[Passage shown]
begin
To Beck, learning to play a song is something special in its own right, and the difference between that culture of home music and modern pop music that embodies hooks, persona, and of-the-moment production caused him to question “what a song is supposed to do, and how its purpose has altered.” He also cites “Lovesick Blues” and “I Only Have Eyes for You” as examples of classic songs that came to life in the hands of particular performers (Hank Williams and the Flamingos, respectively — though, Beck, too, turned in a lovely cover of the latter in April). He asks: “What is it about a song that lets you sing it around a campfire, or play it at a wedding?”

That’s all well and good, but Beck also acknowledges that most of us might be interested in his music without wanting to sit down and puzzle them out. To that end, he has emphasized the box set as a physical entity worth owning in its own right, extending a process many musicians have already struggled with through vinyl, cassette, or other tangible release formats (see: Jack White’s balloons; Flaming Lips’ blood). “We’ve attempted to make a book that’s able to stand alone as an object, aside from the music,” he writes.
end
[Requirements]
- A) In the passage about Beck's box set, which performers are credited with bringing "Lovesick Blues" and "I Only Have Eyes for You" to life?
- B) Name every musician or band other than Beck that the passage about Beck's box set mentions.
- C) Pick up the passage about Beck's box set after its final sentence and carry it forward.
The material placed after the passage about Beck's box set has no connection to it.

[Dataset excerpt]
begin
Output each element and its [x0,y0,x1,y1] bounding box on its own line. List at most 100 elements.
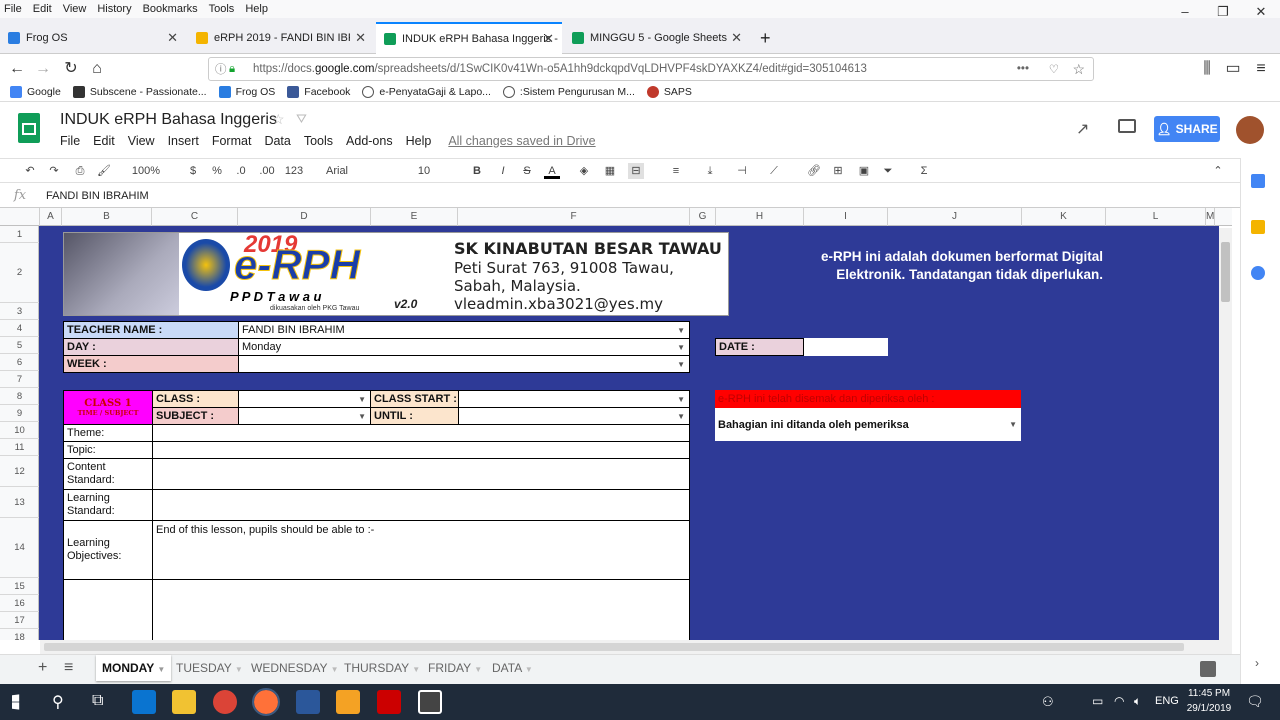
end
[Outputs for the tasks]
- A) Hank Williams and the Flamingos, respectively.

- B) Hank Williams, the Flamingos, Jack White, Flaming Lips

- C)
As performed by the New Yorker band, “Old Shanghai” does have a backward-looking, lost-generation feel about it — right down to the title, which brings to mind a Tom Waits barroom ballad (or the well-marinated standards that might’ve influenced him). “Think of me while you’re away,” the narrator pleads, between images of moons rising, “old men smoking,” and “junk boats floating.” The sheet music calls for a “slow swing,” with piano, ukulele, brass, and saxophone; the magazine’s crew fills out the arrangement with violin and more. 

Curiously, the sheet music actually ends with another song, turned on its side (“A song so good it’ll turn you sideways,” reads the vintage-style billing). The title of this one: “There’s a Sarcophagus in Egypt With Your Name on It.” With Song Reader, locales all around the world are, it appears, where it’s at. Maybe the cartoonists and editorial staff at another magazine can perform this one? Ball’s in your court, the Economist.